◆ REQUEST
Below are the entries; state how many of their lines contain the string "JSON", and nothing more.

◆ INPUT MATERIAL
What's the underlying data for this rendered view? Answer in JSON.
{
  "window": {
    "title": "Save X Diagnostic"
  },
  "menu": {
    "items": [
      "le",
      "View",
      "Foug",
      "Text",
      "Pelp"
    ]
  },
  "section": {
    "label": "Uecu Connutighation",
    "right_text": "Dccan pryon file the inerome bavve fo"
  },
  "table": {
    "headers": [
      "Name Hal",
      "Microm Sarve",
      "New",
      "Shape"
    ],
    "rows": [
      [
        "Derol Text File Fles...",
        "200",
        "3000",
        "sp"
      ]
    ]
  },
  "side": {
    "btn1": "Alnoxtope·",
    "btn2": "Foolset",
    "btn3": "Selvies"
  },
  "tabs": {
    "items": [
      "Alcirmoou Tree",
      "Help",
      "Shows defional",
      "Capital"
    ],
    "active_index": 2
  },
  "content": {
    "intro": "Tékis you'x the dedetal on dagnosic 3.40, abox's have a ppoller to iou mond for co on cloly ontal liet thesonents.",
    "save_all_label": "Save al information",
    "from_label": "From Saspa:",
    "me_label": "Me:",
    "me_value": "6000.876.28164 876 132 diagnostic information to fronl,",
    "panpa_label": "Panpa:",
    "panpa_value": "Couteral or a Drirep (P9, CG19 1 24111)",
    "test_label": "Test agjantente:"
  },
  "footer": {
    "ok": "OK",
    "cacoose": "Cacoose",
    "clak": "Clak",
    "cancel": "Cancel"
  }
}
==
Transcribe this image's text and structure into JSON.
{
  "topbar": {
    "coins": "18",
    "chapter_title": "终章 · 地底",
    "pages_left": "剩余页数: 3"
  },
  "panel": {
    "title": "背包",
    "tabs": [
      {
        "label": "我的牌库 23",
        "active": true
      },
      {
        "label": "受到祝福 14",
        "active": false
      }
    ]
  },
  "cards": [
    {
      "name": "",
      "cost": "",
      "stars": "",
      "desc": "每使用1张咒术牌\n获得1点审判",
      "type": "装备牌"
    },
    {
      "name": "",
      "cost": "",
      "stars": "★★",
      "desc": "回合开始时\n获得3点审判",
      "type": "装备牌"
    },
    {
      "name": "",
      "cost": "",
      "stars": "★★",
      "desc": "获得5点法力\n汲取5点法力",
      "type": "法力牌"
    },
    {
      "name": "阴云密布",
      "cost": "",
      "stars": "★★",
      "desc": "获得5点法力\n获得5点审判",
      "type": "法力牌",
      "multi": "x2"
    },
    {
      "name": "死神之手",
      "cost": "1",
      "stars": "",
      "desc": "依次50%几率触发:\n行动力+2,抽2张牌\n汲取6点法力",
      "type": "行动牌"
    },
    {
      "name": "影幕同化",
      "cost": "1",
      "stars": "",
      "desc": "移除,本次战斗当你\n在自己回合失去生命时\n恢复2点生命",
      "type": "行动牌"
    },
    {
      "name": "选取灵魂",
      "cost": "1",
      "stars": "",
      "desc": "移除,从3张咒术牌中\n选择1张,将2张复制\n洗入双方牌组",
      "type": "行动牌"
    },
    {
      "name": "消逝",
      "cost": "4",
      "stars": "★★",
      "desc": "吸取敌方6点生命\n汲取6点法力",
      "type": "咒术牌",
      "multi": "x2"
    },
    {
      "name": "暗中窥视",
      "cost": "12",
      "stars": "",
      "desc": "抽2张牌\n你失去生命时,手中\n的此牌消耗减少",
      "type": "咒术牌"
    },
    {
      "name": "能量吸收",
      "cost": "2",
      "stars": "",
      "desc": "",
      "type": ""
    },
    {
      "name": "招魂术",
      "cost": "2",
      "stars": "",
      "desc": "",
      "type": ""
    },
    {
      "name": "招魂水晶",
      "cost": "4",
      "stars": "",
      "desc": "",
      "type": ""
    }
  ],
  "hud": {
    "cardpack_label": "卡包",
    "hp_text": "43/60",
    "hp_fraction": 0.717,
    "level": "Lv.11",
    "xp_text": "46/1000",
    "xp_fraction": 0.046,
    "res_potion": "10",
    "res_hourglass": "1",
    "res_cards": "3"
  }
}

◆ REPLY
2